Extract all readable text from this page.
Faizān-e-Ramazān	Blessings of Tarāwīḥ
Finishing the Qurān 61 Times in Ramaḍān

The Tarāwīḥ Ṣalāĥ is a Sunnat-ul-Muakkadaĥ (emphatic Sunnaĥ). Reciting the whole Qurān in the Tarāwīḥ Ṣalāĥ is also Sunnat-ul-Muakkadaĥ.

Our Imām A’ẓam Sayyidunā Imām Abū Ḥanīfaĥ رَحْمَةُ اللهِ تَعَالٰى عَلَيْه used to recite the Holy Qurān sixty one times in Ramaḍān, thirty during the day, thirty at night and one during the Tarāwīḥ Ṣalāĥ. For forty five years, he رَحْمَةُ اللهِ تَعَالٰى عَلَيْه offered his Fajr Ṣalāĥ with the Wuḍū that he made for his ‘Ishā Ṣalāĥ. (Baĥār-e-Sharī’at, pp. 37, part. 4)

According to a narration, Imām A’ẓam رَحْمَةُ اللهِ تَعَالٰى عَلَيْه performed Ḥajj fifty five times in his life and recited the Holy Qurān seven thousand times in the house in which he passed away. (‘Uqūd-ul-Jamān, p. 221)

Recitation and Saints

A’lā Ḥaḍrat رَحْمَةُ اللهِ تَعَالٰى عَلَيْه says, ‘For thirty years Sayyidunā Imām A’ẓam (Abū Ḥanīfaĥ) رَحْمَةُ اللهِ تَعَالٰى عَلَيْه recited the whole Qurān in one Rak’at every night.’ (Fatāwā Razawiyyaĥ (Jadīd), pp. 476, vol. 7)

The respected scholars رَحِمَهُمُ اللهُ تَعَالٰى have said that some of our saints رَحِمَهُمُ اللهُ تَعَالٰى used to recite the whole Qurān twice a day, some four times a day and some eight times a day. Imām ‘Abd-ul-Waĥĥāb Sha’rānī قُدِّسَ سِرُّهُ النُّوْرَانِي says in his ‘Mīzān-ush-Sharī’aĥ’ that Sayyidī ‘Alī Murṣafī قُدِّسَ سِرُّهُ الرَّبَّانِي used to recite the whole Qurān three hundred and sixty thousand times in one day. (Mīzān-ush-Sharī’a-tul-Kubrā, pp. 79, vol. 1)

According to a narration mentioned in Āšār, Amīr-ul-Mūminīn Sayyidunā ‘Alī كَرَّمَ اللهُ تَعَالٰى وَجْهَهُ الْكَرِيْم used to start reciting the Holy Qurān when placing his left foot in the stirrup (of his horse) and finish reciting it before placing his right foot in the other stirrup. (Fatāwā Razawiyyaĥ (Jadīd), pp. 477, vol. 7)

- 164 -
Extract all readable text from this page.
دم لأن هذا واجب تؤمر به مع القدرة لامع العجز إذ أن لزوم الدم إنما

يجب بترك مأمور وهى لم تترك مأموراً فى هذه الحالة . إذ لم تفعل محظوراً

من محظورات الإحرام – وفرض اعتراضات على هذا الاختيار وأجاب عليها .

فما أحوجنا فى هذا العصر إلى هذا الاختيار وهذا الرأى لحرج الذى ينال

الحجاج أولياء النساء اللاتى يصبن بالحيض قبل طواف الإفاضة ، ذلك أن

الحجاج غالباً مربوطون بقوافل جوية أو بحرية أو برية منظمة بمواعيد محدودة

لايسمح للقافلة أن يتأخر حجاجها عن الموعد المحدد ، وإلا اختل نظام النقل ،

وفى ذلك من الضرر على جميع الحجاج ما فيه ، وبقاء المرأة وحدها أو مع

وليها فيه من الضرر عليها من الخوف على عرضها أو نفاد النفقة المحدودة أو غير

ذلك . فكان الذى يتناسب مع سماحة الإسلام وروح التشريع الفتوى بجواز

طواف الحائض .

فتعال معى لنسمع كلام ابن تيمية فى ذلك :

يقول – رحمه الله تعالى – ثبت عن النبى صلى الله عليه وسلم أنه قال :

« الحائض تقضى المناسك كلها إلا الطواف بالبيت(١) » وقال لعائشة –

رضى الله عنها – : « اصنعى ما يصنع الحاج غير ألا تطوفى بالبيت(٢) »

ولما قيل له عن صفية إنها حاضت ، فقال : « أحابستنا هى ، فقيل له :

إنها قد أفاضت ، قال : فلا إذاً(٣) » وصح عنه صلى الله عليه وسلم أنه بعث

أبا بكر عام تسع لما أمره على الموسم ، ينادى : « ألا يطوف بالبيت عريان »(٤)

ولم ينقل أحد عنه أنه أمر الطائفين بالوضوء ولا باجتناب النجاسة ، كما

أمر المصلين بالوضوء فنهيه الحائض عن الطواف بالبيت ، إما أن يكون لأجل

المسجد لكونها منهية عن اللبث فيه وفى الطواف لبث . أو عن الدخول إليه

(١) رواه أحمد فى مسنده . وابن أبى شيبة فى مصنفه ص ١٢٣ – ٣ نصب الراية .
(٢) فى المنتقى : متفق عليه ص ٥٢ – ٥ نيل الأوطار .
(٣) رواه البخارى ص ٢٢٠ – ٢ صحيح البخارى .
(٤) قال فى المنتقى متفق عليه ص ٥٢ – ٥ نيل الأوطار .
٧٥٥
================
• **YOUR TASK**: Output all of the material exactly as written.

• **ANSWER TO THIS PROBLEM**:
Extract all readable text from this page.
Faizān-e-Ramazān	Blessings of Tarāwīḥ
Finishing the Qurān 61 Times in Ramaḍān

The Tarāwīḥ Ṣalāĥ is a Sunnat-ul-Muakkadaĥ (emphatic Sunnaĥ). Reciting the whole Qurān in the Tarāwīḥ Ṣalāĥ is also Sunnat-ul-Muakkadaĥ.

Our Imām A’ẓam Sayyidunā Imām Abū Ḥanīfaĥ رَحْمَةُ اللهِ تَعَالٰى عَلَيْه used to recite the Holy Qurān sixty one times in Ramaḍān, thirty during the day, thirty at night and one during the Tarāwīḥ Ṣalāĥ. For forty five years, he رَحْمَةُ اللهِ تَعَالٰى عَلَيْه offered his Fajr Ṣalāĥ with the Wuḍū that he made for his ‘Ishā Ṣalāĥ. (Baĥār-e-Sharī’at, pp. 37, part. 4)

According to a narration, Imām A’ẓam رَحْمَةُ اللهِ تَعَالٰى عَلَيْه performed Ḥajj fifty five times in his life and recited the Holy Qurān seven thousand times in the house in which he passed away. (‘Uqūd-ul-Jamān, p. 221)

Recitation and Saints

A’lā Ḥaḍrat رَحْمَةُ اللهِ تَعَالٰى عَلَيْه says, ‘For thirty years Sayyidunā Imām A’ẓam (Abū Ḥanīfaĥ) رَحْمَةُ اللهِ تَعَالٰى عَلَيْه recited the whole Qurān in one Rak’at every night.’ (Fatāwā Razawiyyaĥ (Jadīd), pp. 476, vol. 7)

The respected scholars رَحِمَهُمُ اللهُ تَعَالٰى have said that some of our saints رَحِمَهُمُ اللهُ تَعَالٰى used to recite the whole Qurān twice a day, some four times a day and some eight times a day. Imām ‘Abd-ul-Waĥĥāb Sha’rānī قُدِّسَ سِرُّهُ النُّوْرَانِي says in his ‘Mīzān-ush-Sharī’aĥ’ that Sayyidī ‘Alī Murṣafī قُدِّسَ سِرُّهُ الرَّبَّانِي used to recite the whole Qurān three hundred and sixty thousand times in one day. (Mīzān-ush-Sharī’a-tul-Kubrā, pp. 79, vol. 1)

According to a narration mentioned in Āšār, Amīr-ul-Mūminīn Sayyidunā ‘Alī كَرَّمَ اللهُ تَعَالٰى وَجْهَهُ الْكَرِيْم used to start reciting the Holy Qurān when placing his left foot in the stirrup (of his horse) and finish reciting it before placing his right foot in the other stirrup. (Fatāwā Razawiyyaĥ (Jadīd), pp. 477, vol. 7)

- 164 -
Extract all readable text from this page.
دم لأن هذا واجب تؤمر به مع القدرة لامع العجز إذ أن لزوم الدم إنما

يجب بترك مأمور وهى لم تترك مأموراً فى هذه الحالة . إذ لم تفعل محظوراً

من محظورات الإحرام – وفرض اعتراضات على هذا الاختيار وأجاب عليها .

فما أحوجنا فى هذا العصر إلى هذا الاختيار وهذا الرأى لحرج الذى ينال

الحجاج أولياء النساء اللاتى يصبن بالحيض قبل طواف الإفاضة ، ذلك أن

الحجاج غالباً مربوطون بقوافل جوية أو بحرية أو برية منظمة بمواعيد محدودة

لايسمح للقافلة أن يتأخر حجاجها عن الموعد المحدد ، وإلا اختل نظام النقل ،

وفى ذلك من الضرر على جميع الحجاج ما فيه ، وبقاء المرأة وحدها أو مع

وليها فيه من الضرر عليها من الخوف على عرضها أو نفاد النفقة المحدودة أو غير

ذلك . فكان الذى يتناسب مع سماحة الإسلام وروح التشريع الفتوى بجواز

طواف الحائض .

فتعال معى لنسمع كلام ابن تيمية فى ذلك :

يقول – رحمه الله تعالى – ثبت عن النبى صلى الله عليه وسلم أنه قال :

« الحائض تقضى المناسك كلها إلا الطواف بالبيت(١) » وقال لعائشة –

رضى الله عنها – : « اصنعى ما يصنع الحاج غير ألا تطوفى بالبيت(٢) »

ولما قيل له عن صفية إنها حاضت ، فقال : « أحابستنا هى ، فقيل له :

إنها قد أفاضت ، قال : فلا إذاً(٣) » وصح عنه صلى الله عليه وسلم أنه بعث

أبا بكر عام تسع لما أمره على الموسم ، ينادى : « ألا يطوف بالبيت عريان »(٤)

ولم ينقل أحد عنه أنه أمر الطائفين بالوضوء ولا باجتناب النجاسة ، كما

أمر المصلين بالوضوء فنهيه الحائض عن الطواف بالبيت ، إما أن يكون لأجل

المسجد لكونها منهية عن اللبث فيه وفى الطواف لبث . أو عن الدخول إليه

(١) رواه أحمد فى مسنده . وابن أبى شيبة فى مصنفه ص ١٢٣ – ٣ نصب الراية .
(٢) فى المنتقى : متفق عليه ص ٥٢ – ٥ نيل الأوطار .
(٣) رواه البخارى ص ٢٢٠ – ٢ صحيح البخارى .
(٤) قال فى المنتقى متفق عليه ص ٥٢ – ٥ نيل الأوطار .
٧٥٥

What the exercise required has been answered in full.